§ Activity list:
1 – In the text on tracking AI political spending, how many subscribers does the example Substack reach in 8 weeks?
2 – Translate this sentence from the text on tracking AI political spending into Spanish: "AI startup founders, investors, and employees will pay for this because it tells them where regulation is heading before it lands."
3 – Pick up the text on tracking AI political spending after its last sentence and continue it.

§ Text block:
──────────────────────────────

Build a Telegram channel or Substack tracking: which AI companies are funding which PACs, where the ad dollars are flowing, which candidates are getting targeted, and what positions those candidates hold on AI policy. AI startup founders, investors, and employees will pay for this because it tells them where regulation is heading before it lands.
Example: A 22-year-old poli-sci dropout in Manila, Philippines monitors FEC filings using the free OpenSecrets API, cross-references with AI company announcements, and publishes a $15/month Substack. Hits 400 subscribers in 8 weeks — mostly VC analysts and AI startup founders who need regulatory early-warning.
Timeline: First paid subscriber in 10 days. Sustainable at $5K-$6K/month within 3 months. Gets harder after midterms when attention fades.

──────────────────────────────

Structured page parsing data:
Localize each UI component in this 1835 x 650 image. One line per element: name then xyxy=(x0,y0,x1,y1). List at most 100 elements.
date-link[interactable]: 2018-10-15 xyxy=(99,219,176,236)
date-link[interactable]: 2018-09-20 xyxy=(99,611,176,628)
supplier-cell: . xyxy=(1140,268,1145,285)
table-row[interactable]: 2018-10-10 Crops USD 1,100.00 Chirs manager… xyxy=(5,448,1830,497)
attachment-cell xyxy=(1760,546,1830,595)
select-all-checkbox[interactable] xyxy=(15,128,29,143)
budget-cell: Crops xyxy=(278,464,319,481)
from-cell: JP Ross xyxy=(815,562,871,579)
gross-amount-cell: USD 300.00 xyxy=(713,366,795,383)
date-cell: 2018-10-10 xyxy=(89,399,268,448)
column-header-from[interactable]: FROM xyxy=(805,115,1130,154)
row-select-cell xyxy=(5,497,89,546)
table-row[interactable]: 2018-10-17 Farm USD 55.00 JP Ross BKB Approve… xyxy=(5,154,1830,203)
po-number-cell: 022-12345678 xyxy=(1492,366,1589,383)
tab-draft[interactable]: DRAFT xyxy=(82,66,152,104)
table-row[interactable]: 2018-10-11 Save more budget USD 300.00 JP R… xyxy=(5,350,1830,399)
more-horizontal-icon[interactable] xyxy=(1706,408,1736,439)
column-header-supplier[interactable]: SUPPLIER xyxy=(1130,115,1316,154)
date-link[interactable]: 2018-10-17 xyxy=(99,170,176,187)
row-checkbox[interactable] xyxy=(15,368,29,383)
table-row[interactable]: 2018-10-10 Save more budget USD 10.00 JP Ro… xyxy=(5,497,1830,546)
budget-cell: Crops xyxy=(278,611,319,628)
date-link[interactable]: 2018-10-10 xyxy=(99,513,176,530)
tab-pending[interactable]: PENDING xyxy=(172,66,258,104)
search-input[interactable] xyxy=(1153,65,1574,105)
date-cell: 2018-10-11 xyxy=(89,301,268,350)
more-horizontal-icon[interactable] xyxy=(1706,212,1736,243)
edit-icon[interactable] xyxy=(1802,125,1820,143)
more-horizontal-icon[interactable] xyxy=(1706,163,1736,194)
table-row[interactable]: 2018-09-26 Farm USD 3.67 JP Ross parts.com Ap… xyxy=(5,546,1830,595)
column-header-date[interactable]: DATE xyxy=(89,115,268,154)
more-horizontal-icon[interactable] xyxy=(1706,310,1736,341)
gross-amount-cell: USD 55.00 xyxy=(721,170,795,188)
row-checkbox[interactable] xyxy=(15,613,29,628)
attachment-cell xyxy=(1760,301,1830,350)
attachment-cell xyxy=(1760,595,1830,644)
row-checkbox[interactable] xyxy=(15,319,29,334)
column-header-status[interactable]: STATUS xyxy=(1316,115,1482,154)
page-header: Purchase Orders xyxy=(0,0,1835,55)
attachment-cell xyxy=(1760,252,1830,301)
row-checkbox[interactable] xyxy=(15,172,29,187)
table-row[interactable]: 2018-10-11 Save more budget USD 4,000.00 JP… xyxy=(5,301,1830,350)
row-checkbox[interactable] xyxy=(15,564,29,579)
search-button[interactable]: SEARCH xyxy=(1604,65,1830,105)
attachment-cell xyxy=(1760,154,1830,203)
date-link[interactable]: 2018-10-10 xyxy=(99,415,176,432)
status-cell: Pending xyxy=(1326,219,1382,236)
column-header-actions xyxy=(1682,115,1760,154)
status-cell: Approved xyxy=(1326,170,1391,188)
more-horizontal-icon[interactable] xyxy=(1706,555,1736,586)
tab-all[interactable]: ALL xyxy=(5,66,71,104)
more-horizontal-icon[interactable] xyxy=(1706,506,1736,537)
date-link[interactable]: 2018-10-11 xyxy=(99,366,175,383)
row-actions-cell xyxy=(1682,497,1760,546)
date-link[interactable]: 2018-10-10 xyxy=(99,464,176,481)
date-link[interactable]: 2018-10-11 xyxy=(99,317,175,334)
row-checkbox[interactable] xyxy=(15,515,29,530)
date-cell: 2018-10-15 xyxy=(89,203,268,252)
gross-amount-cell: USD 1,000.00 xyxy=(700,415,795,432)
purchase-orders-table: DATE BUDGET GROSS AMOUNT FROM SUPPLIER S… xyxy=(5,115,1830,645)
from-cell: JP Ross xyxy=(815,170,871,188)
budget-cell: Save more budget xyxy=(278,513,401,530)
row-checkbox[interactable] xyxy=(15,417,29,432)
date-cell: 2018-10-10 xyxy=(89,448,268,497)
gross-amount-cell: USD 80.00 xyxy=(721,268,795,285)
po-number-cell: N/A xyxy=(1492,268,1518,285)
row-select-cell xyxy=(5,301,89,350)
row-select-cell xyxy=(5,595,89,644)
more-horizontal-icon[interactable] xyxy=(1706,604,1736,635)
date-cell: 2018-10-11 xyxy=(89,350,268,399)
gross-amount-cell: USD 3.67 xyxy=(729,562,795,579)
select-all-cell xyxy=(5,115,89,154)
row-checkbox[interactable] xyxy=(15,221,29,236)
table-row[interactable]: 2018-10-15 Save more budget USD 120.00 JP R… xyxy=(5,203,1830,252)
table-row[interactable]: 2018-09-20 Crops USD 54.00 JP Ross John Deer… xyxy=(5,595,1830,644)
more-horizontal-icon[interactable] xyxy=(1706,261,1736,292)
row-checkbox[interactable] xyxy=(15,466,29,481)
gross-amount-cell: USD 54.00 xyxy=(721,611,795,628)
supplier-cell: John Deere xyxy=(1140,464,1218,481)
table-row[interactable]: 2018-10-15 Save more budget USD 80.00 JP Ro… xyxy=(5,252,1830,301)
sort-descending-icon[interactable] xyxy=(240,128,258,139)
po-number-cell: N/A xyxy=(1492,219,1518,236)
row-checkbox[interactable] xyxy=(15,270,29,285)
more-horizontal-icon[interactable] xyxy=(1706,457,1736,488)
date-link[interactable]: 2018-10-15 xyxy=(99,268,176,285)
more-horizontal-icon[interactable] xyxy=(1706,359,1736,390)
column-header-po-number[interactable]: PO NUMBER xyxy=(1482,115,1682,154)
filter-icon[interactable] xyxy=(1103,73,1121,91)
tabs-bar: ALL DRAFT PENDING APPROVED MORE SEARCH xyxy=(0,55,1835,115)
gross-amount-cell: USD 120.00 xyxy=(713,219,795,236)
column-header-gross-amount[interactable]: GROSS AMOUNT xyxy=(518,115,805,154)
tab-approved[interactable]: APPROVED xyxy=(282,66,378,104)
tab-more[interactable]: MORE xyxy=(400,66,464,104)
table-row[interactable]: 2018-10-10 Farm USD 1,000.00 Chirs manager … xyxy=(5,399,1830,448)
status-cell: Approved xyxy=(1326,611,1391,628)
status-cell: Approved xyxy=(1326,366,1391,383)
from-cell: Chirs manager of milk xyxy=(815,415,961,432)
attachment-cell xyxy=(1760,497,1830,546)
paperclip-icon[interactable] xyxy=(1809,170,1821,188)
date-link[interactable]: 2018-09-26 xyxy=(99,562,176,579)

──────────────────────────────

§ Results by task:
1 – 400 subscribers

2 – Los fundadores, inversores y empleados de startups de IA pagarán por esto porque les indica hacia dónde se dirige la regulación antes de que llegue.

3 –
🕳️ The Token Tax Calculator
If a token tax passes — even a fraction of a cent per AI request — every company using AI APIs needs to calculate their new cost structure instantly. Nobody has built a “token tax cost estimator” tool yet.
Build a simple web calculator: input your monthly API spend across OpenAI/Anthropic/Google, select your state/country, and get an estimate of additional costs under various proposed tax rates. Monetize with affiliate links to AI cost-optimization tools and consultancies. The SEO window is wide open because the keyword “AI token tax” barely exists yet.
Example: A 26-year-old dev in São Paulo, Brazil builds this in a weekend using Vercel (free tier) + vanilla JavaScript. Embeds affiliate links to API monitoring tools like Helicone. Gets 30K organic visits in the first month from tech Twitter shares. Affiliate revenue: $1,800 in month one.
Timeline: Build in 1-2 days. Traffic spike within the first week if you post it when any token tax news drops. Revenue is event-driven — big spikes around policy announcements, flat otherwise.
🎰 The Job Displacement Proof Service
If dividends require proving your job was displaced by AI, there’ll be a bureaucratic process. And bureaucratic processes always create a market for people who help you navigate them. Think TurboTax, but for “prove a robot replaced you.”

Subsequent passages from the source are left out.